> [Exercise]:
From the listing below, extract each entry exactly as written, minus the images.

> [Stored records]:

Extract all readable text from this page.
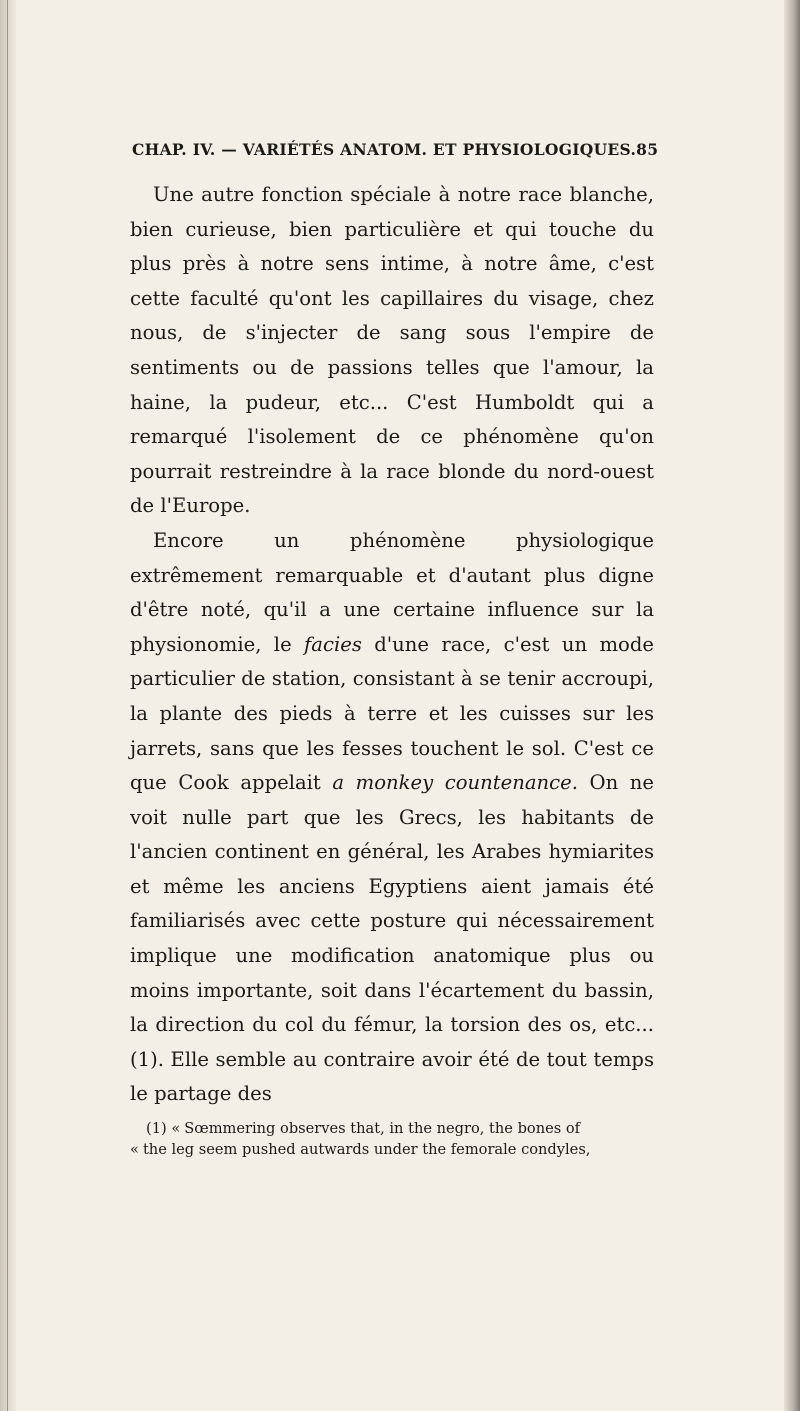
CHAP. IV. — VARIÉTÉS ANATOM. ET PHYSIOLOGIQUES. 85

Une autre fonction spéciale à notre race blanche, bien curieuse, bien particulière et qui touche du plus près à notre sens intime, à notre âme, c'est cette faculté qu'ont les capillaires du visage, chez nous, de s'injecter de sang sous l'empire de sentiments ou de passions telles que l'amour, la haine, la pudeur, etc... C'est Humboldt qui a remarqué l'isolement de ce phénomène qu'on pourrait restreindre à la race blonde du nord-ouest de l'Europe.

Encore un phénomène physiologique extrêmement remarquable et d'autant plus digne d'être noté, qu'il a une certaine influence sur la physionomie, le facies d'une race, c'est un mode particulier de station, consistant à se tenir accroupi, la plante des pieds à terre et les cuisses sur les jarrets, sans que les fesses touchent le sol. C'est ce que Cook appelait a monkey countenance. On ne voit nulle part que les Grecs, les habitants de l'ancien continent en général, les Arabes hymiarites et même les anciens Egyptiens aient jamais été familiarisés avec cette posture qui nécessairement implique une modification anatomique plus ou moins importante, soit dans l'écartement du bassin, la direction du col du fémur, la torsion des os, etc... (1). Elle semble au contraire avoir été de tout temps le partage des

(1) « Sœmmering observes that, in the negro, the bones of

« the leg seem pushed autwards under the femorale condyles,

> [Reply to the exercise]:
Extract all readable text from this page.
CHAP. IV. — VARIÉTÉS ANATOM. ET PHYSIOLOGIQUES. 85

Une autre fonction spéciale à notre race blanche, bien curieuse, bien particulière et qui touche du plus près à notre sens intime, à notre âme, c'est cette faculté qu'ont les capillaires du visage, chez nous, de s'injecter de sang sous l'empire de sentiments ou de passions telles que l'amour, la haine, la pudeur, etc... C'est Humboldt qui a remarqué l'isolement de ce phénomène qu'on pourrait restreindre à la race blonde du nord-ouest de l'Europe.

Encore un phénomène physiologique extrêmement remarquable et d'autant plus digne d'être noté, qu'il a une certaine influence sur la physionomie, le facies d'une race, c'est un mode particulier de station, consistant à se tenir accroupi, la plante des pieds à terre et les cuisses sur les jarrets, sans que les fesses touchent le sol. C'est ce que Cook appelait a monkey countenance. On ne voit nulle part que les Grecs, les habitants de l'ancien continent en général, les Arabes hymiarites et même les anciens Egyptiens aient jamais été familiarisés avec cette posture qui nécessairement implique une modification anatomique plus ou moins importante, soit dans l'écartement du bassin, la direction du col du fémur, la torsion des os, etc... (1). Elle semble au contraire avoir été de tout temps le partage des

(1) « Sœmmering observes that, in the negro, the bones of

« the leg seem pushed autwards under the femorale condyles,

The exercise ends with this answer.